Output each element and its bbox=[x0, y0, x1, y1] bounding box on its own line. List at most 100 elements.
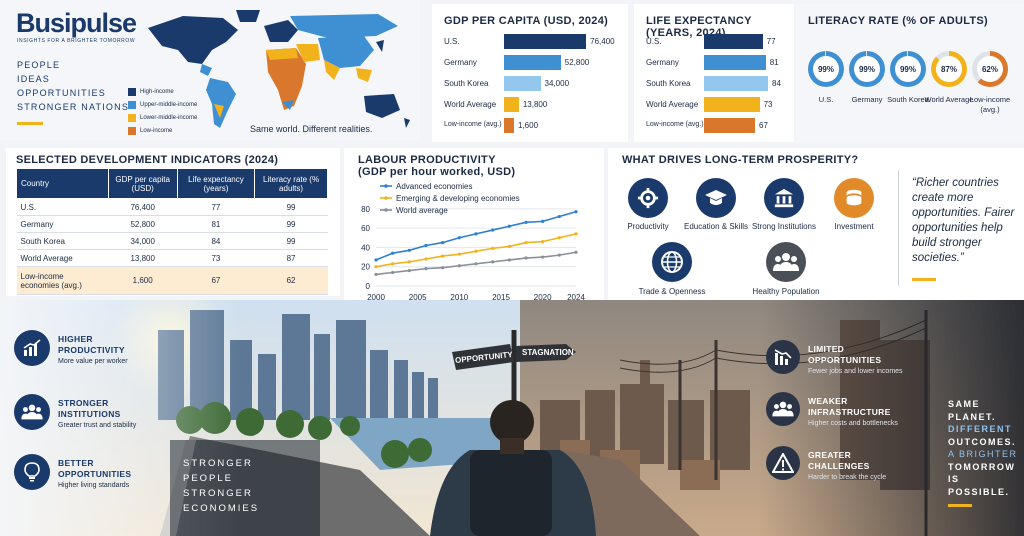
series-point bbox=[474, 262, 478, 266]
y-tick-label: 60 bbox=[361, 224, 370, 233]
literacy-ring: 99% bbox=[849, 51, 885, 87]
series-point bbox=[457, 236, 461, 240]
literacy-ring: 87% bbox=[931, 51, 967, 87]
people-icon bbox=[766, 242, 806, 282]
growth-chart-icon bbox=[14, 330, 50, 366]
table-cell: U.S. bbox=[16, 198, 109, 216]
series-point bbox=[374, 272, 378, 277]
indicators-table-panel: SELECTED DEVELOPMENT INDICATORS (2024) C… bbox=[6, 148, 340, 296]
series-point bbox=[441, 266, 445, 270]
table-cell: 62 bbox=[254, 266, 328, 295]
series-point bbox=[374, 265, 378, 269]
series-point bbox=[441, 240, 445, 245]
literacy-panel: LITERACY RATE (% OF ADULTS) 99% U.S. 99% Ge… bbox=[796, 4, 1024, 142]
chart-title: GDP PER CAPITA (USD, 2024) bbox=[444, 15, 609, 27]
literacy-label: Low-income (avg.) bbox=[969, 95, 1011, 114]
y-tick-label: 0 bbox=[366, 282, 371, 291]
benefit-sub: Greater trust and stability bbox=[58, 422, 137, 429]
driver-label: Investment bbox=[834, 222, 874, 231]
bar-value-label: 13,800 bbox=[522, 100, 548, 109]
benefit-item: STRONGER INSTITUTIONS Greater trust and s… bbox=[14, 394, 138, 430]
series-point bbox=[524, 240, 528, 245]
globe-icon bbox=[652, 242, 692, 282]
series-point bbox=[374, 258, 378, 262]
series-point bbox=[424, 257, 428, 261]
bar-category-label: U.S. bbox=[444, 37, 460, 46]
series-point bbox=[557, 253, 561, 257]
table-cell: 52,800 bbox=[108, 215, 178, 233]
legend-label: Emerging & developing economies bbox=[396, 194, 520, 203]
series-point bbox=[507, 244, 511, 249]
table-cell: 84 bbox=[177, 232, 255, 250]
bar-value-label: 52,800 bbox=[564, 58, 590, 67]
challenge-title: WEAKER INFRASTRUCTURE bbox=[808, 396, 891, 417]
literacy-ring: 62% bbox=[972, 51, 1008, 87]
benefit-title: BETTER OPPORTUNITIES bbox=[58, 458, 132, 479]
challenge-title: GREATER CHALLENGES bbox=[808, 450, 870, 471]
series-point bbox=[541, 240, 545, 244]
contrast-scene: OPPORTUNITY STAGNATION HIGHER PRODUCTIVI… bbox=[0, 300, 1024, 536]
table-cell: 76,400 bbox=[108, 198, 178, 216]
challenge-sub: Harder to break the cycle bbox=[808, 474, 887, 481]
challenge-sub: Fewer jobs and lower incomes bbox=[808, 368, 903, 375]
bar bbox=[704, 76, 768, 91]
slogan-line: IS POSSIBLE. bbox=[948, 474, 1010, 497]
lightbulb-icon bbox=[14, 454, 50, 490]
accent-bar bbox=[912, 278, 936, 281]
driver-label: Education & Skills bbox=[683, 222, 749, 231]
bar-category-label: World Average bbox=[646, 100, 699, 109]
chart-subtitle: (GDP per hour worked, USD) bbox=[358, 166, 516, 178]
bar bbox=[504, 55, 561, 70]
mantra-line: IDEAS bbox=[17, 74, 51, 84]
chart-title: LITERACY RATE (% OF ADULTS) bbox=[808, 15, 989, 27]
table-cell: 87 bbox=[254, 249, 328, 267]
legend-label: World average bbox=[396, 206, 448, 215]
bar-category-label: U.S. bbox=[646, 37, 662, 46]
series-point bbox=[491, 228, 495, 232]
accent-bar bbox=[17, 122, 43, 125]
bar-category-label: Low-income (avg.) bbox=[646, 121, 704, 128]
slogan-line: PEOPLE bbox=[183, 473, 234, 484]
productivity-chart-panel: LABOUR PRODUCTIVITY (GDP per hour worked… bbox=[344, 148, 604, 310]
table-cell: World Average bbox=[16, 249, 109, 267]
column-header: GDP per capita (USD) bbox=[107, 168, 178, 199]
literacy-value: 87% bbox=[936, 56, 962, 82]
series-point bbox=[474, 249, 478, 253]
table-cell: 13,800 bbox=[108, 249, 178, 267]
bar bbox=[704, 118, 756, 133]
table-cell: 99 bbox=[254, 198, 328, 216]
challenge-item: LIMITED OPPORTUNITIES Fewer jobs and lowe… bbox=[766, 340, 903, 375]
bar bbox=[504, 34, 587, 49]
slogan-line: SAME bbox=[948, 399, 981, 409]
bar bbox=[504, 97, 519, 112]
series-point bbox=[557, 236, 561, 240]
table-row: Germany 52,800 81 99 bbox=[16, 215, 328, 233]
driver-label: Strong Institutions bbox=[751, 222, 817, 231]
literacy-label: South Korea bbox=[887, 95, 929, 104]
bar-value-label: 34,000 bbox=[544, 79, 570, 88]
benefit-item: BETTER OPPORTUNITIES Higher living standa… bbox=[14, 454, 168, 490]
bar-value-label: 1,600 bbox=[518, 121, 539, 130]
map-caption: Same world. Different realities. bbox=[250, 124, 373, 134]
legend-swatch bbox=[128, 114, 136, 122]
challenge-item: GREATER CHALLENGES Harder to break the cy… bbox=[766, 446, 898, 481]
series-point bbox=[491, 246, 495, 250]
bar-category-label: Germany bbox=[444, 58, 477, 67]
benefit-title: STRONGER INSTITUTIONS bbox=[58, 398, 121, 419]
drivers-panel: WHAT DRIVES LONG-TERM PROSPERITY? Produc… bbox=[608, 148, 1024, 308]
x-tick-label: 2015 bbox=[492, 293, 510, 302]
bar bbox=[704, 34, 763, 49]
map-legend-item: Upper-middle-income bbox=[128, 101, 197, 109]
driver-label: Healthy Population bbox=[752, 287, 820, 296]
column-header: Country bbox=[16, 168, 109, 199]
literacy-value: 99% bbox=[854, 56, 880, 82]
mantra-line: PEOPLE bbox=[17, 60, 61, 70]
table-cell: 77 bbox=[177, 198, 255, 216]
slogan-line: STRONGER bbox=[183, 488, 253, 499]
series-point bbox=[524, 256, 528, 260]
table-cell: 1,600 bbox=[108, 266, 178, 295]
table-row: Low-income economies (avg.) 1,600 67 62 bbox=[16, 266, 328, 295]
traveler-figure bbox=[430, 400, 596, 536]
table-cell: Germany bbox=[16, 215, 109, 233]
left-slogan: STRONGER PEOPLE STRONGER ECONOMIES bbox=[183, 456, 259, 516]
==
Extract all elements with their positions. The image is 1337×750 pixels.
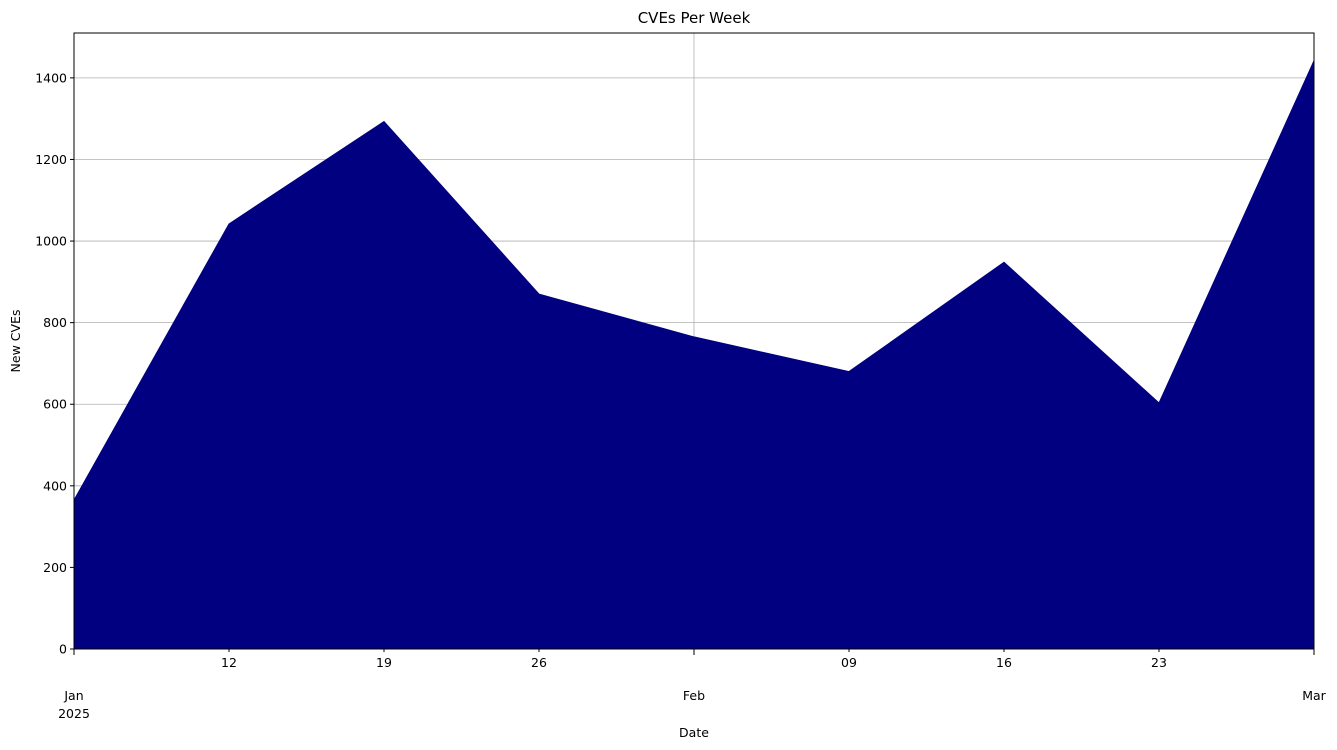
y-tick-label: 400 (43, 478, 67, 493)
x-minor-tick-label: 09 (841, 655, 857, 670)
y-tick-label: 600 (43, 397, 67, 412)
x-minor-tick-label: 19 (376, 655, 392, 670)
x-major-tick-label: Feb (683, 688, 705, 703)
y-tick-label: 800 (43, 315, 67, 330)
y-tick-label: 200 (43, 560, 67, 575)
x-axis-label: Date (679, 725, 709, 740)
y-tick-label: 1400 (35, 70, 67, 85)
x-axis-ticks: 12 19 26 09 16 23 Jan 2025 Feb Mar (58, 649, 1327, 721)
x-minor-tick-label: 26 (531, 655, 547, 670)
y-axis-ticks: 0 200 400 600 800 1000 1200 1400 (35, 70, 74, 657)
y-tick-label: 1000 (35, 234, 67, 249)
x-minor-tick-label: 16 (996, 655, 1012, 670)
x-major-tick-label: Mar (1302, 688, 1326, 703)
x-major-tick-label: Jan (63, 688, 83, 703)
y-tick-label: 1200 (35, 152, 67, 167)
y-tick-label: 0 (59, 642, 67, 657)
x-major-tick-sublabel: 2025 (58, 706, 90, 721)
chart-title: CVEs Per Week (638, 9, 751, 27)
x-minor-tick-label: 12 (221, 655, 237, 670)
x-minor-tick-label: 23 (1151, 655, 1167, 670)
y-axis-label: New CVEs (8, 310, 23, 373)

> [What the exercise asks] Echo the entries from the line containing "series-point bbox=[474, 262, 478, 266]" through the line containing "benefit-sub: Greater trust", reproducing each line exactly and including both end lines.

> [Exercise solution]
series-point bbox=[474, 262, 478, 266]
y-tick-label: 60 bbox=[361, 224, 370, 233]
literacy-ring: 99% bbox=[849, 51, 885, 87]
series-point bbox=[457, 236, 461, 240]
literacy-ring: 87% bbox=[931, 51, 967, 87]
people-icon bbox=[766, 242, 806, 282]
growth-chart-icon bbox=[14, 330, 50, 366]
table-cell: U.S. bbox=[16, 198, 109, 216]
series-point bbox=[374, 272, 378, 277]
indicators-table-panel: SELECTED DEVELOPMENT INDICATORS (2024) C… bbox=[6, 148, 340, 296]
series-point bbox=[441, 266, 445, 270]
table-cell: 62 bbox=[254, 266, 328, 295]
series-point bbox=[374, 265, 378, 269]
series-point bbox=[441, 240, 445, 245]
literacy-panel: LITERACY RATE (% OF ADULTS) 99% U.S. 99% Ge… bbox=[796, 4, 1024, 142]
chart-title: GDP PER CAPITA (USD, 2024) bbox=[444, 15, 609, 27]
literacy-label: Low-income (avg.) bbox=[969, 95, 1011, 114]
y-tick-label: 0 bbox=[366, 282, 371, 291]
benefit-sub: Greater trust and stability bbox=[58, 422, 137, 429]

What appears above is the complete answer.